■ WHAT TO PRODUCE ■
Pictures stay out; everything else in the records below is copied exactly.
========
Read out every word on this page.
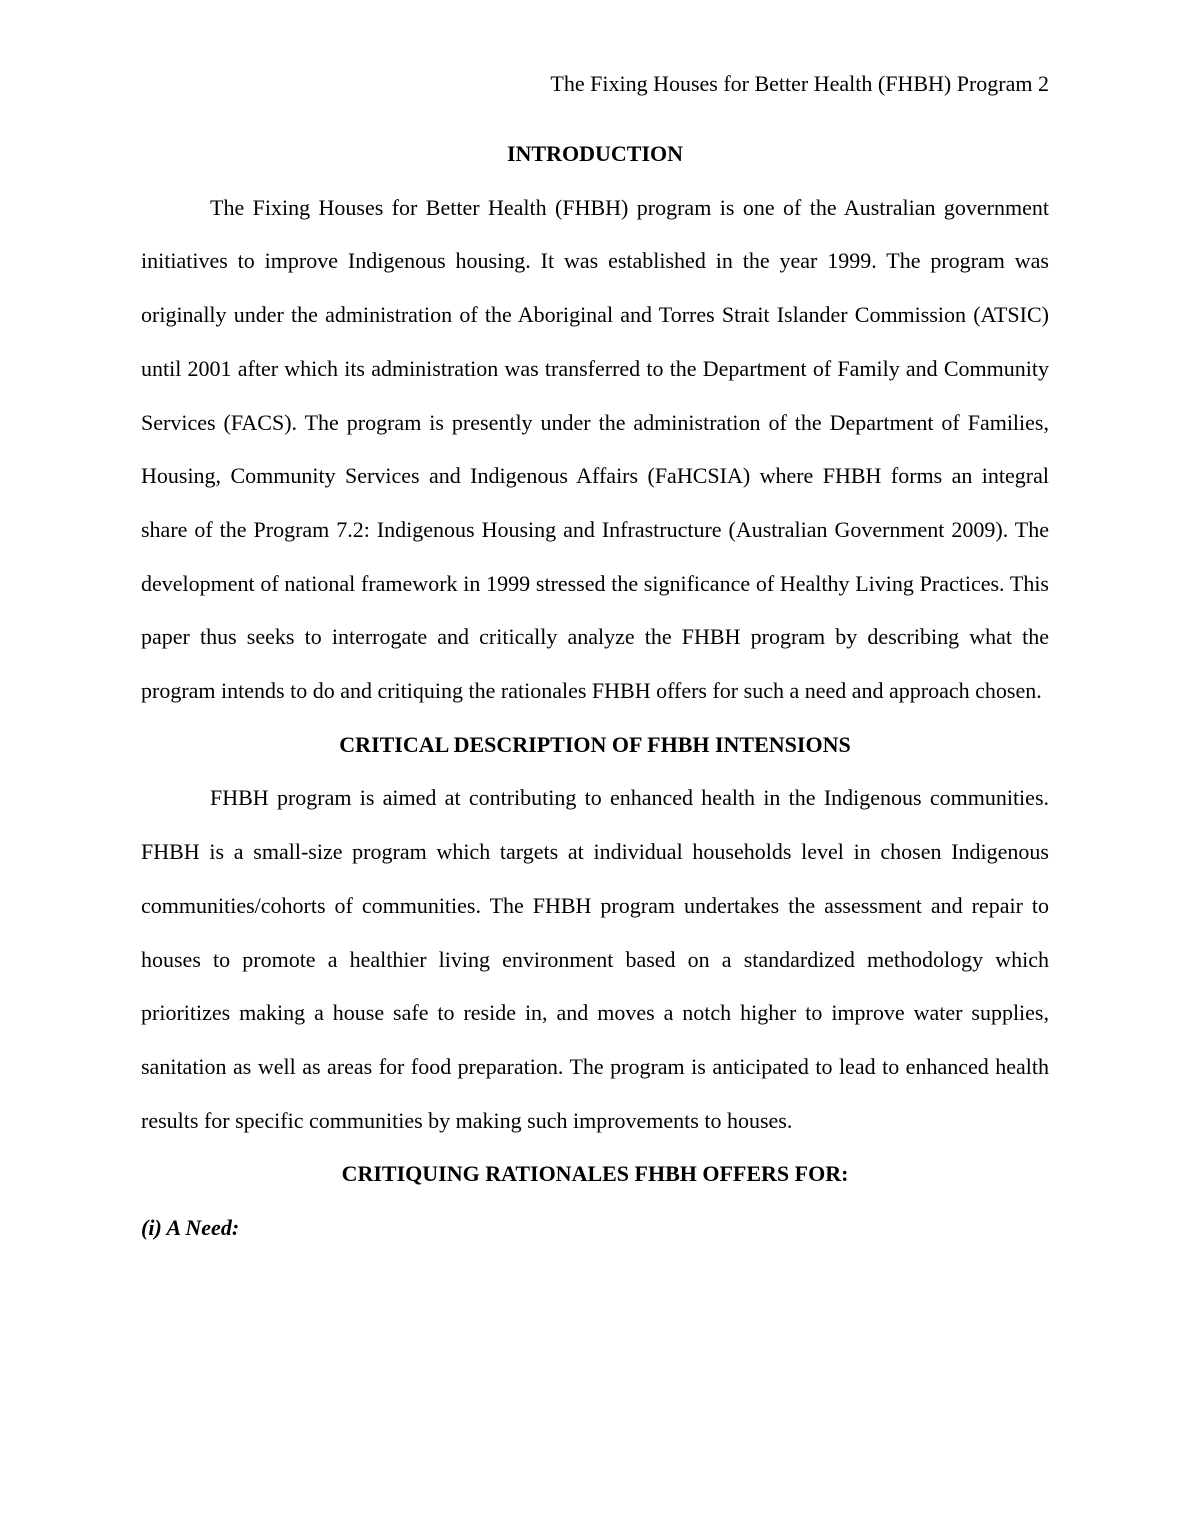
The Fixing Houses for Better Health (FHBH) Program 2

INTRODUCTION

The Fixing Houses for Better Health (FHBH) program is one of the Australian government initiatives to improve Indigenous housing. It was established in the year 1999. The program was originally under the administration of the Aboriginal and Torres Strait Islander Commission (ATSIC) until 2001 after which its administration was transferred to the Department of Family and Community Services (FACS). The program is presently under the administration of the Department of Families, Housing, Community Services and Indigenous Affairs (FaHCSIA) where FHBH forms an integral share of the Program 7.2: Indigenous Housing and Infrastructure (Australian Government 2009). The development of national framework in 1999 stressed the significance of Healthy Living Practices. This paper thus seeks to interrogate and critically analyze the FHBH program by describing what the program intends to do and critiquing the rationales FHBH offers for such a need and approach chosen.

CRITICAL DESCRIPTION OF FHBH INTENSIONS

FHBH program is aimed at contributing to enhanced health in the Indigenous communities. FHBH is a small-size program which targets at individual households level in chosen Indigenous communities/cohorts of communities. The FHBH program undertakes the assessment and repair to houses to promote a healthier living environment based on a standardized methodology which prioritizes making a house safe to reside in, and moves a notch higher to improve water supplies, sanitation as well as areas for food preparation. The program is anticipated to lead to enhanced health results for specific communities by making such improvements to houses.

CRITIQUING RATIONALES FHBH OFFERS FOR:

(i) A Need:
========
■ TASK RESULT ■
Read out every word on this page.
The Fixing Houses for Better Health (FHBH) Program 2

INTRODUCTION

The Fixing Houses for Better Health (FHBH) program is one of the Australian government initiatives to improve Indigenous housing. It was established in the year 1999. The program was originally under the administration of the Aboriginal and Torres Strait Islander Commission (ATSIC) until 2001 after which its administration was transferred to the Department of Family and Community Services (FACS). The program is presently under the administration of the Department of Families, Housing, Community Services and Indigenous Affairs (FaHCSIA) where FHBH forms an integral share of the Program 7.2: Indigenous Housing and Infrastructure (Australian Government 2009). The development of national framework in 1999 stressed the significance of Healthy Living Practices. This paper thus seeks to interrogate and critically analyze the FHBH program by describing what the program intends to do and critiquing the rationales FHBH offers for such a need and approach chosen.

CRITICAL DESCRIPTION OF FHBH INTENSIONS

FHBH program is aimed at contributing to enhanced health in the Indigenous communities. FHBH is a small-size program which targets at individual households level in chosen Indigenous communities/cohorts of communities. The FHBH program undertakes the assessment and repair to houses to promote a healthier living environment based on a standardized methodology which prioritizes making a house safe to reside in, and moves a notch higher to improve water supplies, sanitation as well as areas for food preparation. The program is anticipated to lead to enhanced health results for specific communities by making such improvements to houses.

CRITIQUING RATIONALES FHBH OFFERS FOR:

(i) A Need:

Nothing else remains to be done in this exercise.